**** Rows

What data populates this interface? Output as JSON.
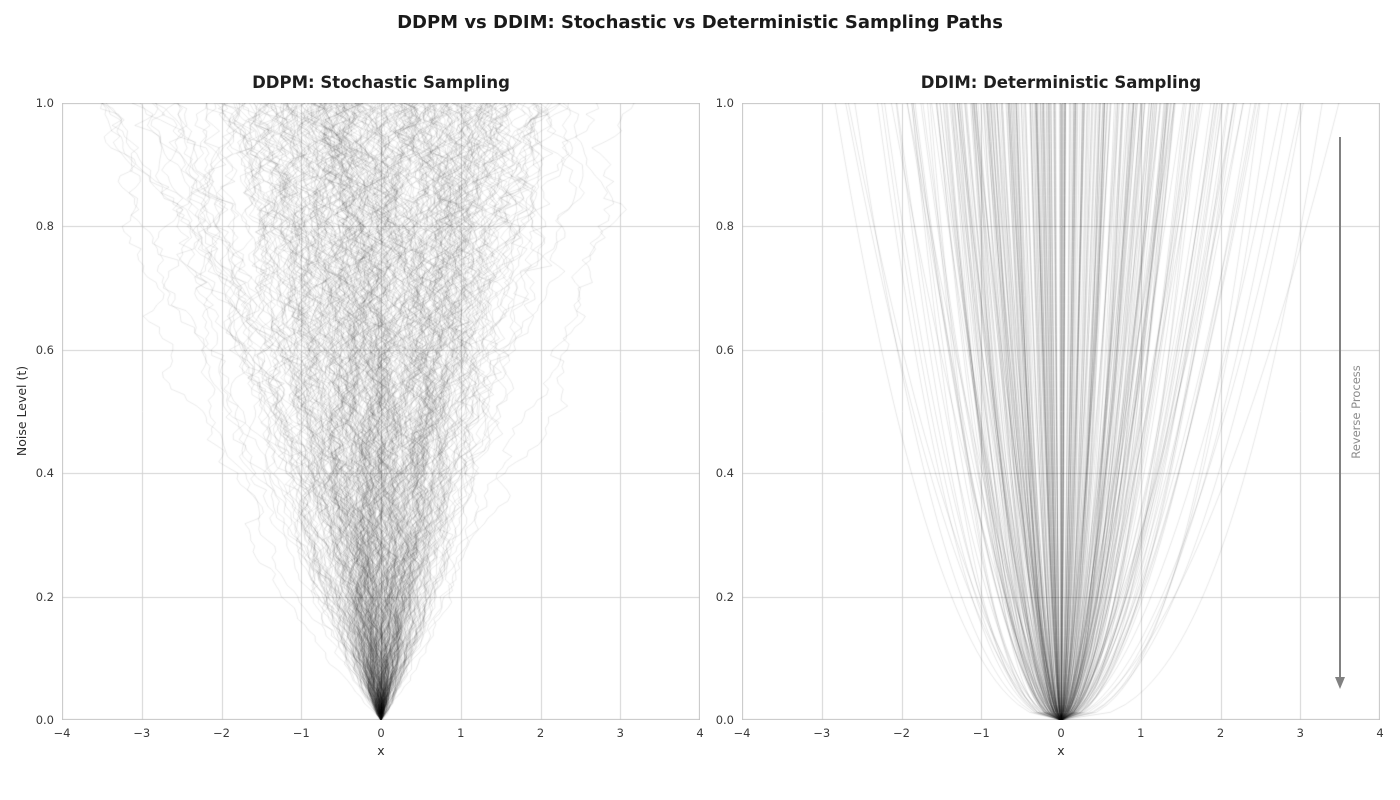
{
  "figure": {
    "suptitle": "DDPM vs DDIM: Stochastic vs Deterministic Sampling Paths",
    "background": "#ffffff",
    "grid_color": "#d2d2d2",
    "spine_color": "#c4c4c4",
    "path_color": "#000000",
    "title_color": "#1f1f1f",
    "tick_color": "#3a3a3a"
  },
  "chart_data": [
    {
      "type": "line",
      "id": "ddpm",
      "title": "DDPM: Stochastic Sampling",
      "xlabel": "x",
      "ylabel": "Noise Level (t)",
      "xlim": [
        -4,
        4
      ],
      "ylim": [
        0,
        1
      ],
      "xticks": [
        -4,
        -3,
        -2,
        -1,
        0,
        1,
        2,
        3,
        4
      ],
      "xtick_labels": [
        "−4",
        "−3",
        "−2",
        "−1",
        "0",
        "1",
        "2",
        "3",
        "4"
      ],
      "yticks": [
        0.0,
        0.2,
        0.4,
        0.6,
        0.8,
        1.0
      ],
      "ytick_labels": [
        "0.0",
        "0.2",
        "0.4",
        "0.6",
        "0.8",
        "1.0"
      ],
      "grid": true,
      "legend": false,
      "model": {
        "kind": "stochastic-reverse-diffusion",
        "description": "Random-walk reverse diffusion trajectories from noise (t=1) converging to x=0 at t=0",
        "n_paths": 320,
        "n_steps": 110,
        "start_std": 1.15,
        "start_clip": 3.5,
        "noise_scale": 0.9,
        "seed": 7,
        "line_alpha": 0.1,
        "line_width": 0.9,
        "converges_to": [
          0,
          0
        ]
      }
    },
    {
      "type": "line",
      "id": "ddim",
      "title": "DDIM: Deterministic Sampling",
      "xlabel": "x",
      "ylabel": "",
      "xlim": [
        -4,
        4
      ],
      "ylim": [
        0,
        1
      ],
      "xticks": [
        -4,
        -3,
        -2,
        -1,
        0,
        1,
        2,
        3,
        4
      ],
      "xtick_labels": [
        "−4",
        "−3",
        "−2",
        "−1",
        "0",
        "1",
        "2",
        "3",
        "4"
      ],
      "yticks": [
        0.0,
        0.2,
        0.4,
        0.6,
        0.8,
        1.0
      ],
      "ytick_labels": [
        "0.0",
        "0.2",
        "0.4",
        "0.6",
        "0.8",
        "1.0"
      ],
      "grid": true,
      "legend": false,
      "model": {
        "kind": "deterministic-power-curves",
        "description": "Smooth ODE trajectories x(t) = x1 * t^p converging to x=0 at t=0",
        "n_paths": 340,
        "n_points": 80,
        "start_std": 1.25,
        "exponent_mean": 0.55,
        "exponent_std": 0.09,
        "exponent_clip": [
          0.38,
          0.85
        ],
        "seed": 42,
        "line_alpha": 0.1,
        "line_width": 1.0,
        "converges_to": [
          0,
          0
        ]
      },
      "annotation": {
        "text": "Reverse Process",
        "x": 3.5,
        "y_from": 0.945,
        "y_to": 0.05,
        "color": "#818181"
      }
    }
  ]
}
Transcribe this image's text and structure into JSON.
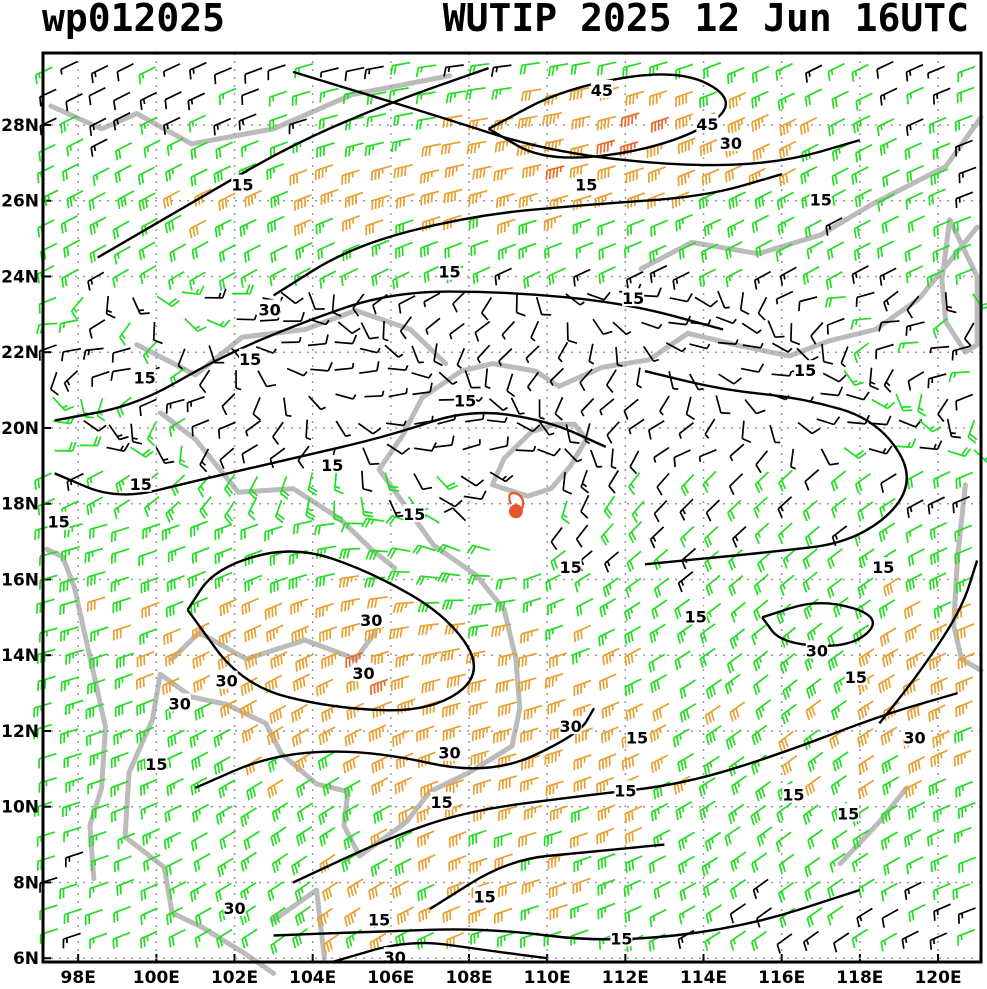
{
  "header": {
    "left": "wp012025",
    "right": "WUTIP 2025 12 Jun 16UTC"
  },
  "storm": {
    "name": "WUTIP",
    "lon": 109.2,
    "lat": 17.8,
    "marker_color": "#e8552a"
  },
  "axes": {
    "lon_labels": [
      "98E",
      "100E",
      "102E",
      "104E",
      "106E",
      "108E",
      "110E",
      "112E",
      "114E",
      "116E",
      "118E",
      "120E"
    ],
    "lon_values": [
      98,
      100,
      102,
      104,
      106,
      108,
      110,
      112,
      114,
      116,
      118,
      120
    ],
    "lat_labels": [
      "6N",
      "8N",
      "10N",
      "12N",
      "14N",
      "16N",
      "18N",
      "20N",
      "22N",
      "24N",
      "26N",
      "28N"
    ],
    "lat_values": [
      6,
      8,
      10,
      12,
      14,
      16,
      18,
      20,
      22,
      24,
      26,
      28
    ],
    "lon_range": [
      97.1,
      121.1
    ],
    "lat_range": [
      5.9,
      29.9
    ],
    "grid": "dotted"
  },
  "contour_labels": [
    {
      "text": "45",
      "lon": 111.4,
      "lat": 28.9
    },
    {
      "text": "45",
      "lon": 114.1,
      "lat": 28.0
    },
    {
      "text": "30",
      "lon": 114.7,
      "lat": 27.5
    },
    {
      "text": "15",
      "lon": 102.2,
      "lat": 26.4
    },
    {
      "text": "15",
      "lon": 111.0,
      "lat": 26.4
    },
    {
      "text": "15",
      "lon": 117.0,
      "lat": 26.0
    },
    {
      "text": "30",
      "lon": 102.9,
      "lat": 23.1
    },
    {
      "text": "15",
      "lon": 107.5,
      "lat": 24.1
    },
    {
      "text": "15",
      "lon": 112.2,
      "lat": 23.4
    },
    {
      "text": "15",
      "lon": 99.7,
      "lat": 21.3
    },
    {
      "text": "15",
      "lon": 102.4,
      "lat": 21.8
    },
    {
      "text": "15",
      "lon": 107.9,
      "lat": 20.7
    },
    {
      "text": "15",
      "lon": 116.6,
      "lat": 21.5
    },
    {
      "text": "15",
      "lon": 104.5,
      "lat": 19.0
    },
    {
      "text": "15",
      "lon": 99.6,
      "lat": 18.5
    },
    {
      "text": "15",
      "lon": 97.5,
      "lat": 17.5
    },
    {
      "text": "15",
      "lon": 106.6,
      "lat": 17.7
    },
    {
      "text": "15",
      "lon": 110.6,
      "lat": 16.3
    },
    {
      "text": "15",
      "lon": 118.6,
      "lat": 16.3
    },
    {
      "text": "15",
      "lon": 113.8,
      "lat": 15.0
    },
    {
      "text": "30",
      "lon": 105.5,
      "lat": 14.9
    },
    {
      "text": "30",
      "lon": 105.3,
      "lat": 13.5
    },
    {
      "text": "30",
      "lon": 116.9,
      "lat": 14.1
    },
    {
      "text": "15",
      "lon": 117.9,
      "lat": 13.4
    },
    {
      "text": "30",
      "lon": 101.8,
      "lat": 13.3
    },
    {
      "text": "30",
      "lon": 100.6,
      "lat": 12.7
    },
    {
      "text": "15",
      "lon": 112.3,
      "lat": 11.8
    },
    {
      "text": "30",
      "lon": 110.6,
      "lat": 12.1
    },
    {
      "text": "30",
      "lon": 119.4,
      "lat": 11.8
    },
    {
      "text": "30",
      "lon": 107.5,
      "lat": 11.4
    },
    {
      "text": "15",
      "lon": 100.0,
      "lat": 11.1
    },
    {
      "text": "15",
      "lon": 107.3,
      "lat": 10.1
    },
    {
      "text": "15",
      "lon": 112.0,
      "lat": 10.4
    },
    {
      "text": "15",
      "lon": 116.3,
      "lat": 10.3
    },
    {
      "text": "15",
      "lon": 117.7,
      "lat": 9.8
    },
    {
      "text": "15",
      "lon": 108.4,
      "lat": 7.6
    },
    {
      "text": "30",
      "lon": 102.0,
      "lat": 7.3
    },
    {
      "text": "15",
      "lon": 105.7,
      "lat": 7.0
    },
    {
      "text": "15",
      "lon": 111.9,
      "lat": 6.5
    },
    {
      "text": "30",
      "lon": 106.1,
      "lat": 6.0
    }
  ],
  "legend_colors": {
    "calm_barb": "#000000",
    "barb_15_30": "#22dd22",
    "barb_30_45": "#e8a030",
    "barb_45_plus": "#e86a28",
    "coastline": "#bbbbbb"
  }
}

********

Stated exercise:
Report only how many lines of the listing hold the word "trajectories".

Answer to the problem:
2